== Do this ==
Print out every line, exactly as written.

== Records provided ==
****************************************

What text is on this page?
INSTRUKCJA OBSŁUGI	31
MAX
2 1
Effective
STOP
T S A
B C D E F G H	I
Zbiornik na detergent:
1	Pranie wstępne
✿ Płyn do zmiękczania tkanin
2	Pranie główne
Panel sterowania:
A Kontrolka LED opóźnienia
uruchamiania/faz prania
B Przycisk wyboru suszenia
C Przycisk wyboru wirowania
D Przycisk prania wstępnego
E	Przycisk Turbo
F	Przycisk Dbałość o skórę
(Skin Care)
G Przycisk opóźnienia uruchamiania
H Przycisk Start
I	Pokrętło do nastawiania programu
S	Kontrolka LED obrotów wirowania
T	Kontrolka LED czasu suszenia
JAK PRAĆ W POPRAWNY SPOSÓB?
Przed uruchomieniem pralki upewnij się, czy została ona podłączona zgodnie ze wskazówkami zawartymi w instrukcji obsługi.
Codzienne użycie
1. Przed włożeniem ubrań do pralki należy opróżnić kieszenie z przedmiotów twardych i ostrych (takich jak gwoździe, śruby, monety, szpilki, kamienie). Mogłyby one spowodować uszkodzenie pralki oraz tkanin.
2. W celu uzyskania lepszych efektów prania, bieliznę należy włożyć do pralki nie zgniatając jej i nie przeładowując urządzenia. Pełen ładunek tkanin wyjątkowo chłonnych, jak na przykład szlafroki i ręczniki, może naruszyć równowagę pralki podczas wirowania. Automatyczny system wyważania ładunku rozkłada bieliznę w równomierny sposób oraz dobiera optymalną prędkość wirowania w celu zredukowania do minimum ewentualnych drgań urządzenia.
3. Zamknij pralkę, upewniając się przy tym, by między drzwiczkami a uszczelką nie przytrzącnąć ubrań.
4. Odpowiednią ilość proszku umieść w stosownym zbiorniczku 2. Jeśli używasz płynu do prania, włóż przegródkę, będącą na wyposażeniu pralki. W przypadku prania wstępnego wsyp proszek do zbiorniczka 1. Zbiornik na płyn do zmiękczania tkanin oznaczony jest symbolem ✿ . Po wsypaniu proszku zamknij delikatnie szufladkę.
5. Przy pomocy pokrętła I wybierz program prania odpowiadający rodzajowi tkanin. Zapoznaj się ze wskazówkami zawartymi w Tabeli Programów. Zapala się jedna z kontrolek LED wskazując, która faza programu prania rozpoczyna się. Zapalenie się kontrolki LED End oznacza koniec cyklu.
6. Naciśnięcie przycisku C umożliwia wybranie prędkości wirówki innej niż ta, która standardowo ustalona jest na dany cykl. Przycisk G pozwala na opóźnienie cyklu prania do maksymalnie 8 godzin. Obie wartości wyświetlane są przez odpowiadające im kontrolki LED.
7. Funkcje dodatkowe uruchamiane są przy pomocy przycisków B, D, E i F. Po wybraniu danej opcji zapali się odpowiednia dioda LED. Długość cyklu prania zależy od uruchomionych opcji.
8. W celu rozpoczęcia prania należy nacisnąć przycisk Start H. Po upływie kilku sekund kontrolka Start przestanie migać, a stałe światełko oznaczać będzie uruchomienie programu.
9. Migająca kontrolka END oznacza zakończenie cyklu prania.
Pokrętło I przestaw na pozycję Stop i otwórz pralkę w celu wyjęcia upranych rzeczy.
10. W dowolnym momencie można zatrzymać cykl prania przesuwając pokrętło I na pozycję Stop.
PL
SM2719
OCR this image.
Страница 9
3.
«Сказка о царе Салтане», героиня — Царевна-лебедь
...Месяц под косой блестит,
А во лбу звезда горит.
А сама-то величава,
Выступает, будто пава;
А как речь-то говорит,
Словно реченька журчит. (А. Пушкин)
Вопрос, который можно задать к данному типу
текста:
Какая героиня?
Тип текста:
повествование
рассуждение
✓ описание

****************************************

== Response ==
What text is on this page?
INSTRUKCJA OBSŁUGI	31
MAX
2 1
Effective
STOP
T S A
B C D E F G H	I
Zbiornik na detergent:
1	Pranie wstępne
✿ Płyn do zmiękczania tkanin
2	Pranie główne
Panel sterowania:
A Kontrolka LED opóźnienia
uruchamiania/faz prania
B Przycisk wyboru suszenia
C Przycisk wyboru wirowania
D Przycisk prania wstępnego
E	Przycisk Turbo
F	Przycisk Dbałość o skórę
(Skin Care)
G Przycisk opóźnienia uruchamiania
H Przycisk Start
I	Pokrętło do nastawiania programu
S	Kontrolka LED obrotów wirowania
T	Kontrolka LED czasu suszenia
JAK PRAĆ W POPRAWNY SPOSÓB?
Przed uruchomieniem pralki upewnij się, czy została ona podłączona zgodnie ze wskazówkami zawartymi w instrukcji obsługi.
Codzienne użycie
1. Przed włożeniem ubrań do pralki należy opróżnić kieszenie z przedmiotów twardych i ostrych (takich jak gwoździe, śruby, monety, szpilki, kamienie). Mogłyby one spowodować uszkodzenie pralki oraz tkanin.
2. W celu uzyskania lepszych efektów prania, bieliznę należy włożyć do pralki nie zgniatając jej i nie przeładowując urządzenia. Pełen ładunek tkanin wyjątkowo chłonnych, jak na przykład szlafroki i ręczniki, może naruszyć równowagę pralki podczas wirowania. Automatyczny system wyważania ładunku rozkłada bieliznę w równomierny sposób oraz dobiera optymalną prędkość wirowania w celu zredukowania do minimum ewentualnych drgań urządzenia.
3. Zamknij pralkę, upewniając się przy tym, by między drzwiczkami a uszczelką nie przytrzącnąć ubrań.
4. Odpowiednią ilość proszku umieść w stosownym zbiorniczku 2. Jeśli używasz płynu do prania, włóż przegródkę, będącą na wyposażeniu pralki. W przypadku prania wstępnego wsyp proszek do zbiorniczka 1. Zbiornik na płyn do zmiękczania tkanin oznaczony jest symbolem ✿ . Po wsypaniu proszku zamknij delikatnie szufladkę.
5. Przy pomocy pokrętła I wybierz program prania odpowiadający rodzajowi tkanin. Zapoznaj się ze wskazówkami zawartymi w Tabeli Programów. Zapala się jedna z kontrolek LED wskazując, która faza programu prania rozpoczyna się. Zapalenie się kontrolki LED End oznacza koniec cyklu.
6. Naciśnięcie przycisku C umożliwia wybranie prędkości wirówki innej niż ta, która standardowo ustalona jest na dany cykl. Przycisk G pozwala na opóźnienie cyklu prania do maksymalnie 8 godzin. Obie wartości wyświetlane są przez odpowiadające im kontrolki LED.
7. Funkcje dodatkowe uruchamiane są przy pomocy przycisków B, D, E i F. Po wybraniu danej opcji zapali się odpowiednia dioda LED. Długość cyklu prania zależy od uruchomionych opcji.
8. W celu rozpoczęcia prania należy nacisnąć przycisk Start H. Po upływie kilku sekund kontrolka Start przestanie migać, a stałe światełko oznaczać będzie uruchomienie programu.
9. Migająca kontrolka END oznacza zakończenie cyklu prania.
Pokrętło I przestaw na pozycję Stop i otwórz pralkę w celu wyjęcia upranych rzeczy.
10. W dowolnym momencie można zatrzymać cykl prania przesuwając pokrętło I na pozycję Stop.
PL
SM2719
OCR this image.
Страница 9
3.
«Сказка о царе Салтане», героиня — Царевна-лебедь
...Месяц под косой блестит,
А во лбу звезда горит.
А сама-то величава,
Выступает, будто пава;
А как речь-то говорит,
Словно реченька журчит. (А. Пушкин)
Вопрос, который можно задать к данному типу
текста:
Какая героиня?
Тип текста:
повествование
рассуждение
✓ описание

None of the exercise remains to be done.